Problem details -> List all lines in the material below that contain "МАОУ".

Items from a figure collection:
===

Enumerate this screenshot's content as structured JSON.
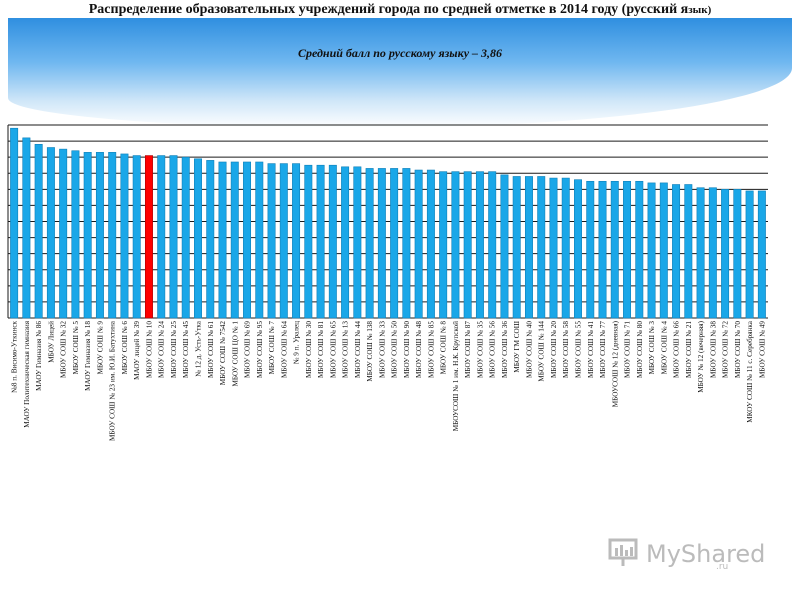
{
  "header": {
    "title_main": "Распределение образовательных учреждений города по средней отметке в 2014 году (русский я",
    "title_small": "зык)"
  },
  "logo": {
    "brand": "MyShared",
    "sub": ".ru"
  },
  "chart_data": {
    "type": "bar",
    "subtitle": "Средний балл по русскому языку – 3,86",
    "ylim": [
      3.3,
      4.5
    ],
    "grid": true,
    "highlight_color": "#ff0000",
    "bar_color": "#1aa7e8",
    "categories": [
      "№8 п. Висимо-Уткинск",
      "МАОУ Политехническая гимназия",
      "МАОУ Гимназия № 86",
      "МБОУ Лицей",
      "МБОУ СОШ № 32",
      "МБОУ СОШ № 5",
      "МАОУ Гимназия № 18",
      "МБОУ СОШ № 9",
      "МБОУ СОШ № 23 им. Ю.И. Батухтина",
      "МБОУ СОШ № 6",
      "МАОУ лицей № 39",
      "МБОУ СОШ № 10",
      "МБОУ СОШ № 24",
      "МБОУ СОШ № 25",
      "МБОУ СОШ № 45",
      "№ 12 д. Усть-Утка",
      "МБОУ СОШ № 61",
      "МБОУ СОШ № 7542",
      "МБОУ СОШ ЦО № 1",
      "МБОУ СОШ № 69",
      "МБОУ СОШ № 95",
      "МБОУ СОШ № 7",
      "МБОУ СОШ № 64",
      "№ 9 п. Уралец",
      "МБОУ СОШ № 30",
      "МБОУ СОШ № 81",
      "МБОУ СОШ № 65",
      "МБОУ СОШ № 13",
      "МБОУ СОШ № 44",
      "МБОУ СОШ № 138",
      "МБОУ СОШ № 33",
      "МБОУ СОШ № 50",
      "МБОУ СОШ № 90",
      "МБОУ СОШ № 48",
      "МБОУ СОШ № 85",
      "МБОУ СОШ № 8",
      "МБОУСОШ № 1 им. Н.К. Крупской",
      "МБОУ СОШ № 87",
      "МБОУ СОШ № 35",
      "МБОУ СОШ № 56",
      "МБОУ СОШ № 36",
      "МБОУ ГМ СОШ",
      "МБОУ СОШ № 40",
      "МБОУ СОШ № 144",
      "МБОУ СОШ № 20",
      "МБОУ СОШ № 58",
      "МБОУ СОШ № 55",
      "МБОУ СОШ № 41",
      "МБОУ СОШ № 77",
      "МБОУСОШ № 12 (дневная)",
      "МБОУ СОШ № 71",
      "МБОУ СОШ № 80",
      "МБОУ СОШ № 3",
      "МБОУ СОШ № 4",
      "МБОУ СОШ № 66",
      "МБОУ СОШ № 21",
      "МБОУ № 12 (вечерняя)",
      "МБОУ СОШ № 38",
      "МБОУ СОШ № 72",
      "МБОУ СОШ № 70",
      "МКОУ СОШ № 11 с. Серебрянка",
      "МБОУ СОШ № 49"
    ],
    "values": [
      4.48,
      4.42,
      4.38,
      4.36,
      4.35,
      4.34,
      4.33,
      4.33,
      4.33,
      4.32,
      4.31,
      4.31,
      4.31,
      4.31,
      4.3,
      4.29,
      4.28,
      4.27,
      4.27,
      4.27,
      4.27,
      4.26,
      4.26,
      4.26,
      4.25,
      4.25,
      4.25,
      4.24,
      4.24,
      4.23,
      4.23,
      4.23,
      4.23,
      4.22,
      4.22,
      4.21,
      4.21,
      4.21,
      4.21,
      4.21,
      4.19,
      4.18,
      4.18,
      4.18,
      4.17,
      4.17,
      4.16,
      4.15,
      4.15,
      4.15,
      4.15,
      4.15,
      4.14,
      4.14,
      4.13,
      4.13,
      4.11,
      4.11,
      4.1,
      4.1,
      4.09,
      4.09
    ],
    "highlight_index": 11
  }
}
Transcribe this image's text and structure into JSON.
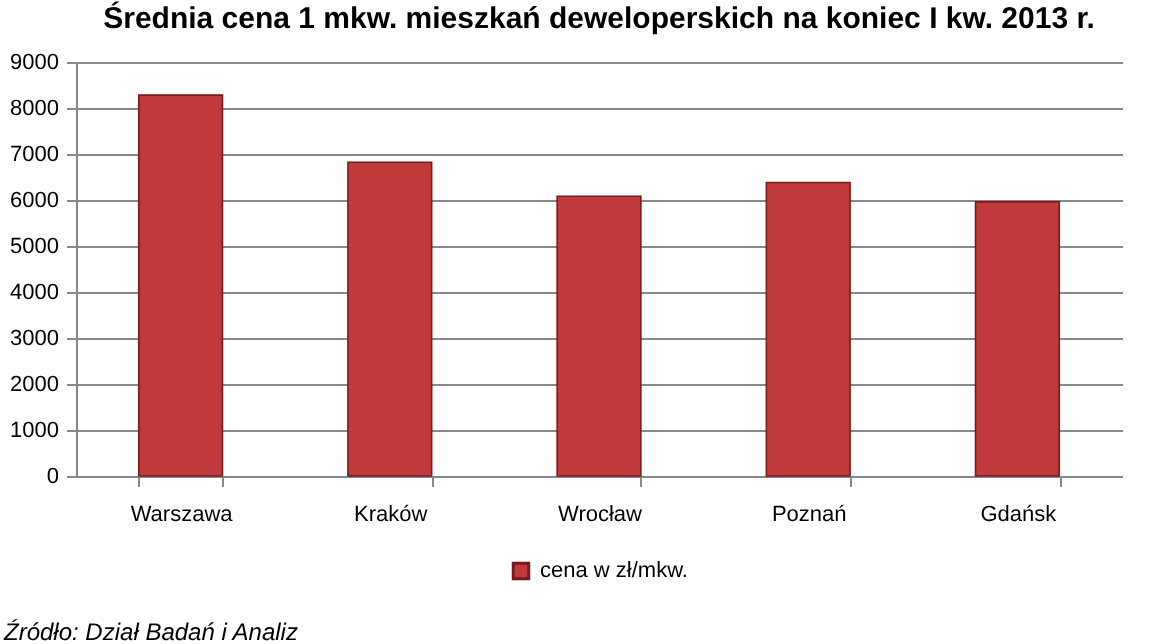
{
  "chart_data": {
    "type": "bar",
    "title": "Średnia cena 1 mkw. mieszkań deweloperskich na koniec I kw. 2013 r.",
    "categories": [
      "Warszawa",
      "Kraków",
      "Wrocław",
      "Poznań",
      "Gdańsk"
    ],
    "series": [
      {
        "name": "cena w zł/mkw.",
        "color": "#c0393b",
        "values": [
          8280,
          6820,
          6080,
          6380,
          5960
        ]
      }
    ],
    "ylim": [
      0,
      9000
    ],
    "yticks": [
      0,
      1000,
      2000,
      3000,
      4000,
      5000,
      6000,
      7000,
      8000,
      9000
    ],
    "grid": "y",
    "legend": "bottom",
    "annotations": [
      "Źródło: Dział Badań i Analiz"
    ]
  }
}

===

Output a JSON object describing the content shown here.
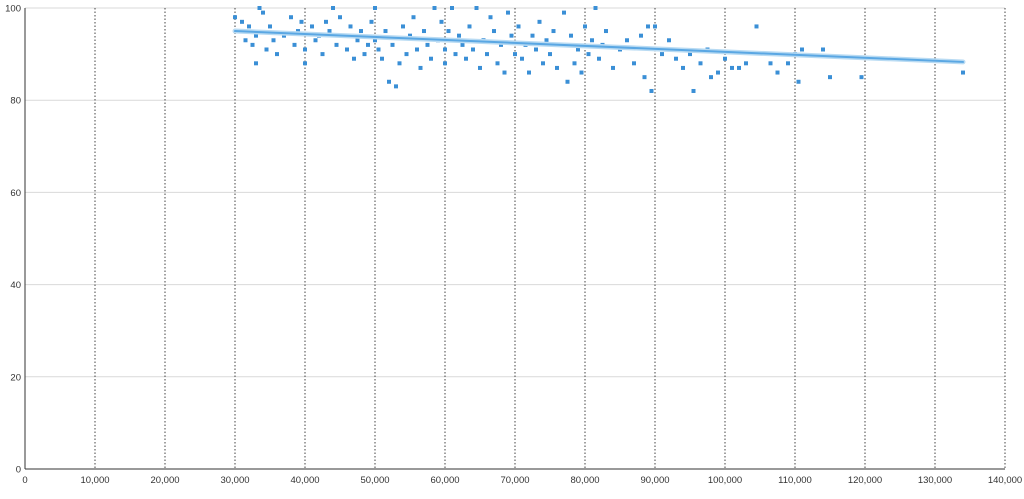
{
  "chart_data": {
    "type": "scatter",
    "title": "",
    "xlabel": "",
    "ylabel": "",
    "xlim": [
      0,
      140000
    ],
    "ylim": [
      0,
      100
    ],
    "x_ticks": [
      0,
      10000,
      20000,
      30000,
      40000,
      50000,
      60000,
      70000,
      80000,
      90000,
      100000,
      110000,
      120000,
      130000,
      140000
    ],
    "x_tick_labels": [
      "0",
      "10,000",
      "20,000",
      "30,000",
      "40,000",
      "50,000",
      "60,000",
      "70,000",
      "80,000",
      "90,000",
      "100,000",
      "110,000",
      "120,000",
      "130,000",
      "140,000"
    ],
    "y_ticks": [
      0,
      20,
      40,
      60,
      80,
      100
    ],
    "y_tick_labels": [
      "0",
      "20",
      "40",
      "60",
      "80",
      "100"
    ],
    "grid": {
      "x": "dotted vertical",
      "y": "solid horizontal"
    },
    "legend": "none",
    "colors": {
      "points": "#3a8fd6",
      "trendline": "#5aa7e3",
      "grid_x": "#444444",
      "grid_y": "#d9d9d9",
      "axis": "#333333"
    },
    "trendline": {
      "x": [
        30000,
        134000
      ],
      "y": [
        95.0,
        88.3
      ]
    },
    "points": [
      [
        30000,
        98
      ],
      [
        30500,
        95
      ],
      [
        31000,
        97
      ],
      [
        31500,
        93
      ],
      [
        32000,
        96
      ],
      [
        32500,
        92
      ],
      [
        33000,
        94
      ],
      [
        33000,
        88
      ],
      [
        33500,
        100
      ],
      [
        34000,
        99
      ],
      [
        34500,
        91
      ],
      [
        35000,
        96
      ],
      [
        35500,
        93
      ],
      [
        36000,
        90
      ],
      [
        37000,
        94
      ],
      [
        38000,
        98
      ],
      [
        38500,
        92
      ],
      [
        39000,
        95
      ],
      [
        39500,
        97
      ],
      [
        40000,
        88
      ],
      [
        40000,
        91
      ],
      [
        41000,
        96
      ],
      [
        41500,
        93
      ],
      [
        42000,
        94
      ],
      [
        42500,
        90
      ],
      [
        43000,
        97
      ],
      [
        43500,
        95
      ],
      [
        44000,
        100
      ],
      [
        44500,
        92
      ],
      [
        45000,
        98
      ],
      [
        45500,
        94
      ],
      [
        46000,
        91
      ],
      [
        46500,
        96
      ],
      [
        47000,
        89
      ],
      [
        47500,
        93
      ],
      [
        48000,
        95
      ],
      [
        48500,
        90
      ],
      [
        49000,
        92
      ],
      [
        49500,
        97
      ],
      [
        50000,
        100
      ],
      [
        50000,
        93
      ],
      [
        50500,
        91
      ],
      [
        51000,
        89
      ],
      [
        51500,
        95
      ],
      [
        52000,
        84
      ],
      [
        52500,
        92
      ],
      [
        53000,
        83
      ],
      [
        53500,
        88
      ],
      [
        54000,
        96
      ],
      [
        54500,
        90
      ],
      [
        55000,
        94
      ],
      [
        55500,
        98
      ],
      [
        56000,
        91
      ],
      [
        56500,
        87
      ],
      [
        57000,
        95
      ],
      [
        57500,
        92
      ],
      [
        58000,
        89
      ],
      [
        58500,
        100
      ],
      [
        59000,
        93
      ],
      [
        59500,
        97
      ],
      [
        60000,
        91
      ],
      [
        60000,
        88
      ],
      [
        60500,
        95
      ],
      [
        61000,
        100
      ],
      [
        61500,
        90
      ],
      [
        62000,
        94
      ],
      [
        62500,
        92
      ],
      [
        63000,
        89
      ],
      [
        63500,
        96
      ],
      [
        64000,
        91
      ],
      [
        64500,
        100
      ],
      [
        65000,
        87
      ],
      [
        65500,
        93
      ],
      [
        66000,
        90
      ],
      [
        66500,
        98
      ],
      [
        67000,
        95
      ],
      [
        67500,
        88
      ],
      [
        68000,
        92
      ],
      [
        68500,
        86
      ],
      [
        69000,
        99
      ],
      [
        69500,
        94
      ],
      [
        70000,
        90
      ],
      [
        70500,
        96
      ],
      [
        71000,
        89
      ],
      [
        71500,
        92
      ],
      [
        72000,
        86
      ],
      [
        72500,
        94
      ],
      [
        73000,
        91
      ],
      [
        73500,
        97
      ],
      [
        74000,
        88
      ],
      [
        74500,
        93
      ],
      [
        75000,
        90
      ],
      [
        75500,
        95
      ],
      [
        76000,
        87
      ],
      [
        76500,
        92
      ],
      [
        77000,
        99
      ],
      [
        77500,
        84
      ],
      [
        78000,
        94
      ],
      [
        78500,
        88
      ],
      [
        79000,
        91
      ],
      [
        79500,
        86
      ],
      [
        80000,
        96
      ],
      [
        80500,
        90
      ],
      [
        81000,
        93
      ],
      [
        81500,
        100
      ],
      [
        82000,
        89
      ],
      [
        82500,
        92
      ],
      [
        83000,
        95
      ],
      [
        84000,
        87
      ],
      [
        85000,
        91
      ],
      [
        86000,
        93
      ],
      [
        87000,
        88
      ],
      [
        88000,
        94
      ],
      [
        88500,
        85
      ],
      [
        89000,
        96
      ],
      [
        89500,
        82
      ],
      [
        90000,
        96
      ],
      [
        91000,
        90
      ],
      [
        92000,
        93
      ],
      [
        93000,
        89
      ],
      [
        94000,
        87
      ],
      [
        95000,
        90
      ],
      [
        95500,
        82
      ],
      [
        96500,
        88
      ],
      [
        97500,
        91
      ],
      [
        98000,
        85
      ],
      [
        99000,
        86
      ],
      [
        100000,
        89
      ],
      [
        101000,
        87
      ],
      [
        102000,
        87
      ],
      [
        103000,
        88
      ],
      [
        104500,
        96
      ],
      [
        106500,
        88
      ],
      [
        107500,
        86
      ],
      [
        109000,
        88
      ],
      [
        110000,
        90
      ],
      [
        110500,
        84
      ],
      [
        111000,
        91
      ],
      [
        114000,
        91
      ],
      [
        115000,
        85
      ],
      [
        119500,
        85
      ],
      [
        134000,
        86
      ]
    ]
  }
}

===

Exercise response ->
      "МАОУ Политехническая гимназия",
      "МАОУ Гимназия № 86",
      "МАОУ Гимназия № 18",
      "МАОУ лицей № 39",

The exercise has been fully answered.